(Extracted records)
--------------------------------------------------

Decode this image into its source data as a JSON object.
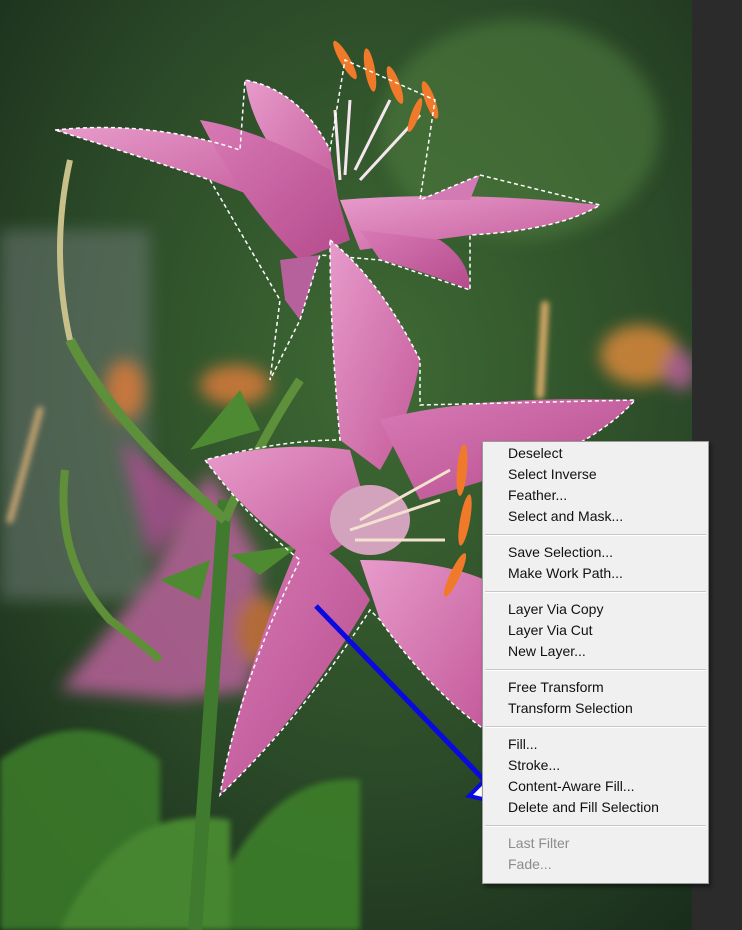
{
  "context_menu": {
    "groups": [
      [
        "Deselect",
        "Select Inverse",
        "Feather...",
        "Select and Mask..."
      ],
      [
        "Save Selection...",
        "Make Work Path..."
      ],
      [
        "Layer Via Copy",
        "Layer Via Cut",
        "New Layer..."
      ],
      [
        "Free Transform",
        "Transform Selection"
      ],
      [
        "Fill...",
        "Stroke...",
        "Content-Aware Fill...",
        "Delete and Fill Selection"
      ],
      [
        "Last Filter",
        "Fade..."
      ]
    ],
    "disabled": [
      "Last Filter",
      "Fade..."
    ]
  },
  "annotation": {
    "arrow_color": "#0a0ae0",
    "points_to": "Delete and Fill Selection"
  },
  "colors": {
    "menu_bg": "#f0f0f0",
    "menu_text": "#101010",
    "menu_disabled_text": "#8c8c8c",
    "panel_bg": "#2b2b2b",
    "lily_pink": "#d46aa8"
  }
}
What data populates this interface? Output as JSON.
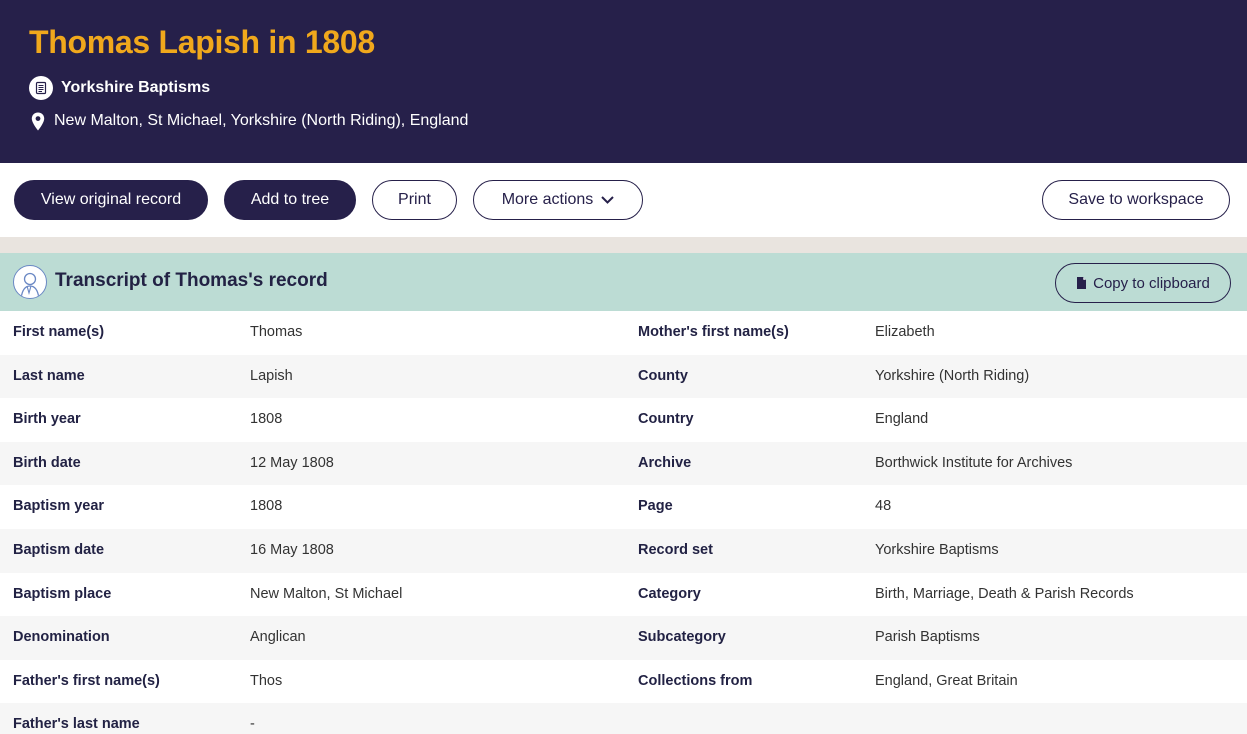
{
  "header": {
    "title": "Thomas Lapish in 1808",
    "collection": "Yorkshire Baptisms",
    "location": "New Malton, St Michael, Yorkshire (North Riding), England",
    "background_color": "#26204a",
    "title_color": "#f0a81c",
    "collection_icon": "document-icon",
    "location_icon": "map-pin-icon"
  },
  "actions": {
    "view_original": "View original record",
    "add_to_tree": "Add to tree",
    "print": "Print",
    "more_actions": "More actions",
    "save_to_workspace": "Save to workspace"
  },
  "transcript": {
    "title": "Transcript of Thomas's record",
    "copy_button": "Copy to clipboard",
    "header_color": "#bcdcd4",
    "rows": [
      {
        "label1": "First name(s)",
        "value1": "Thomas",
        "label2": "Mother's first name(s)",
        "value2": "Elizabeth"
      },
      {
        "label1": "Last name",
        "value1": "Lapish",
        "label2": "County",
        "value2": "Yorkshire (North Riding)"
      },
      {
        "label1": "Birth year",
        "value1": "1808",
        "label2": "Country",
        "value2": "England"
      },
      {
        "label1": "Birth date",
        "value1": "12 May 1808",
        "label2": "Archive",
        "value2": "Borthwick Institute for Archives"
      },
      {
        "label1": "Baptism year",
        "value1": "1808",
        "label2": "Page",
        "value2": "48"
      },
      {
        "label1": "Baptism date",
        "value1": "16 May 1808",
        "label2": "Record set",
        "value2": "Yorkshire Baptisms"
      },
      {
        "label1": "Baptism place",
        "value1": "New Malton, St Michael",
        "label2": "Category",
        "value2": "Birth, Marriage, Death & Parish Records"
      },
      {
        "label1": "Denomination",
        "value1": "Anglican",
        "label2": "Subcategory",
        "value2": "Parish Baptisms"
      },
      {
        "label1": "Father's first name(s)",
        "value1": "Thos",
        "label2": "Collections from",
        "value2": "England, Great Britain"
      },
      {
        "label1": "Father's last name",
        "value1": "-",
        "label2": "",
        "value2": ""
      }
    ]
  }
}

--------------------------------------------------

WHAT YOU WILL DO:
Copy every line from the entries that contains the word "Michael".

OUTPUT OF THE EXERCISE:
    "location": "New Malton, St Michael, Yorkshire (North Riding), England",
        "value1": "New Malton, St Michael",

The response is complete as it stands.